■ TEXT SHOWN:
Music and video costs megabucks to produce, and the fact that digital content aren't tangible and returns infinity at some point, determining reasonable prices are still a supply/demand issue. If MS gets away with charging what they do, well, it means people consider it fair value, myself included. Music on the other hand, has gotten cheaper and more accessible since mp3's doesn't have to be bought as albums, but rather as selective tracks, which brings down costs. Why steal this? The return to live performance is fuelled by the drop-off in music sales, largely fuelled by piracy. Small and great alike suffer under this.

The last thought to savor is probably beside ethics, but rather an ethical dilemma. Pension funds, retirement investments and savings make up some of the greatest investments in companies like Microsoft. The share price of a company like that, supports often times, the very people trying to undermine it.

Sir Don said...

■ INSTRUCTIONS FOR THE TASK: Could you continue the text on digital piracy and pricing from its last line onward?

■ LISTED RECORDS:
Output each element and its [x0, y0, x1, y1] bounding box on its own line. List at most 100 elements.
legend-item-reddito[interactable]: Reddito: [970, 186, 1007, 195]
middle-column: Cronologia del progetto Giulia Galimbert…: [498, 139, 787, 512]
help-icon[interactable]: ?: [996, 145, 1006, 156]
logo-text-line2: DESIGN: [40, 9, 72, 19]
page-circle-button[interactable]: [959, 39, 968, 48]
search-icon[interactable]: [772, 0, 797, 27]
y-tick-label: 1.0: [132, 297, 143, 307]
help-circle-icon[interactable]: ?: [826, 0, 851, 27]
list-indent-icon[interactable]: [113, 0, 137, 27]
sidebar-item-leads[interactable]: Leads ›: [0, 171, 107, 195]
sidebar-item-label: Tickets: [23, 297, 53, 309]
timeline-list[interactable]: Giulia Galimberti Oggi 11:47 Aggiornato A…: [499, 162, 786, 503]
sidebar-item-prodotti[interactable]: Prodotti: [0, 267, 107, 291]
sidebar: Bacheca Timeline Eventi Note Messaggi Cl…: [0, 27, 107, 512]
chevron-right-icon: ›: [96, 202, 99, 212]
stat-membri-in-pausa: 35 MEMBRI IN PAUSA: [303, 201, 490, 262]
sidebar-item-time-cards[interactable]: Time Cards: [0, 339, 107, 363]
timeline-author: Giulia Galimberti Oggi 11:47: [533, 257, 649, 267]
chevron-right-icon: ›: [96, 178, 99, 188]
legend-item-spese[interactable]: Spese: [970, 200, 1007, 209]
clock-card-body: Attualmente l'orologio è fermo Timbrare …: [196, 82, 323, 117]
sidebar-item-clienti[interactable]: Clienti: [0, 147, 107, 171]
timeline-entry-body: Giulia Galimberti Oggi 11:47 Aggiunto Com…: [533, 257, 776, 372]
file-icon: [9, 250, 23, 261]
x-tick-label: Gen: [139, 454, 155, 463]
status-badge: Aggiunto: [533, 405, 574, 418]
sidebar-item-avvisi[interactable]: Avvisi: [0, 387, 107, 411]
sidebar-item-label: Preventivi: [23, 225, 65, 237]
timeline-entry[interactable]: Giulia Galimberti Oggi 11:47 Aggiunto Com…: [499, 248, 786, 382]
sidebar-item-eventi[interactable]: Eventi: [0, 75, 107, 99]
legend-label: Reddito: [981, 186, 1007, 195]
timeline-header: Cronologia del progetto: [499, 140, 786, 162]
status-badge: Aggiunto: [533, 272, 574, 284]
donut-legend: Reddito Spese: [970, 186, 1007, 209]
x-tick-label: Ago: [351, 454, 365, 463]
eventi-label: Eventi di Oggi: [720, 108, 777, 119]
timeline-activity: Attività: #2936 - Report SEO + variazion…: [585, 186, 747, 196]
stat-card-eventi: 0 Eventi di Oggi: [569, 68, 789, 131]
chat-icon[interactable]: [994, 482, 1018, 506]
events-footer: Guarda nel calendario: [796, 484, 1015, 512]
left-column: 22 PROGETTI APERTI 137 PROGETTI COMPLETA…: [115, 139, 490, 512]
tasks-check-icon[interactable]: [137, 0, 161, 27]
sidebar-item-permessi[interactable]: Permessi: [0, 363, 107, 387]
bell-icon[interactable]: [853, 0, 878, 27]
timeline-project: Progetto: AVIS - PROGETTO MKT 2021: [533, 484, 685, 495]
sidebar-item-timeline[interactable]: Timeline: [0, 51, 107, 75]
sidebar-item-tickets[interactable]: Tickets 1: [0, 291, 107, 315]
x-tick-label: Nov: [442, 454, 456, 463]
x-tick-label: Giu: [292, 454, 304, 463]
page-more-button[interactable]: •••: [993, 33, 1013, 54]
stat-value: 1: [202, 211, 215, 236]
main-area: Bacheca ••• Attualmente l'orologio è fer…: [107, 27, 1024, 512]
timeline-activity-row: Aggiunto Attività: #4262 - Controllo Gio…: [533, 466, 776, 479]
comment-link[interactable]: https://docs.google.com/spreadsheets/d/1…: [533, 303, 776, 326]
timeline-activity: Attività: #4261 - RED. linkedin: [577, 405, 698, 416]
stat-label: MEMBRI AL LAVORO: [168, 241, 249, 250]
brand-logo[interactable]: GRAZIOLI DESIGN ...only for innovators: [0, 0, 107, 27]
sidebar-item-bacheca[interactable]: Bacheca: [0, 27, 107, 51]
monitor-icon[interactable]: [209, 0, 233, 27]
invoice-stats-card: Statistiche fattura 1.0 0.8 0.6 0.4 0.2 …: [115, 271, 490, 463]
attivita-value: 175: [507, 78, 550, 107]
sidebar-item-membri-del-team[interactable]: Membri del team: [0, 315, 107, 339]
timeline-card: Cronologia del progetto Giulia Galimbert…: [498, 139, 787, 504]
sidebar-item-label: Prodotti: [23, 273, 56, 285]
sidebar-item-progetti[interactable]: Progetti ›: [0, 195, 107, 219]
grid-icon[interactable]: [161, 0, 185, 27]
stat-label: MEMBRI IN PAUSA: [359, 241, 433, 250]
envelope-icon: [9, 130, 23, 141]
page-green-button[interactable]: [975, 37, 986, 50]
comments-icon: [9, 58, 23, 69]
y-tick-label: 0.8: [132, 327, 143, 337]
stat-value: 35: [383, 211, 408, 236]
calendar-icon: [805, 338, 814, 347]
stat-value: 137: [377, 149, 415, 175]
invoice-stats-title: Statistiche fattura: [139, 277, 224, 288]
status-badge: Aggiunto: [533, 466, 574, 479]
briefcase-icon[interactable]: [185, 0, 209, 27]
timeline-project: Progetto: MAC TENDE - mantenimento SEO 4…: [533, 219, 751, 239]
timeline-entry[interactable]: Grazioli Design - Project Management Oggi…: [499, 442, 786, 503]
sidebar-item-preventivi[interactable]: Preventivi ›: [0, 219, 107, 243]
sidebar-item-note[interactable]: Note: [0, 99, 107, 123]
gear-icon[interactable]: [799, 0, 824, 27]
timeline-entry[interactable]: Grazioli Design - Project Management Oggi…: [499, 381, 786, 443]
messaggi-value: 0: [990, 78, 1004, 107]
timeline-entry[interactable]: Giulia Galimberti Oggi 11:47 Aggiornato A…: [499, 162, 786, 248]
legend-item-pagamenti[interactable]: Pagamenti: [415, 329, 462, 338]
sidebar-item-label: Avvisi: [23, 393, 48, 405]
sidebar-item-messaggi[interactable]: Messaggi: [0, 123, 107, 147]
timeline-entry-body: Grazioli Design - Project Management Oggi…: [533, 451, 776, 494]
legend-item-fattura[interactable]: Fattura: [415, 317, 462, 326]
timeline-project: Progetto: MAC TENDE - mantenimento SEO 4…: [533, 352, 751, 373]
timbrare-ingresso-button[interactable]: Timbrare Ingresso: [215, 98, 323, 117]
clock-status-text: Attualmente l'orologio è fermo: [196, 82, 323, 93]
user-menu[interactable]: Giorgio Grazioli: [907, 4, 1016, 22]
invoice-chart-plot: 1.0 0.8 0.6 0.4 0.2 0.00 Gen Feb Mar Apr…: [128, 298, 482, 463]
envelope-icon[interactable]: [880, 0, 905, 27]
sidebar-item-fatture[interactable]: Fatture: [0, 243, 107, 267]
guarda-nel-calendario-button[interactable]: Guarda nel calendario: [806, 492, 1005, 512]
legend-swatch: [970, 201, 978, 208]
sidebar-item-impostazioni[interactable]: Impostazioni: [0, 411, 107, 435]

■ REPLY:
I buy a lot of music, because I like to own albums and support the artists, especially local artists. Around 8 out of the last 10 albums I bought was for local musicians. I have also bought quite a few songs from RhythmOnline.

Quite a lot of albums I've bought was as a direct result of downloading the mp3's first, or copying from someone, then listening to it, and if I like it enough, then go and buy the album(s).

I would probably buy twice as many albums if it cost R90 instead of R150.

I would also see 2 or 3 times more movies (on the big screen) if it cost R20 instead of R45.

I would even buy Code from Ster Kinekor if 500ml cost R8.50 instead of R18.

Some industries wants to rip consumers off while playing victim at the same time.

Danie Nel said...

As with the MS opinion you hold, one cannot argue the exorbitant prices we have to endure at times. However, being in an undercharged, (yet perceived overcharged) industry, one probably need to take a look at actually running costs of these enterprises. I shudder to think of the rental expense of Tygervalley's cinemas. However, there I think you hold the right position. Don't like the price, don't support it. Amen to the Cokes! I actually know what soda fountain Coke costs per litre, and I agree with you there.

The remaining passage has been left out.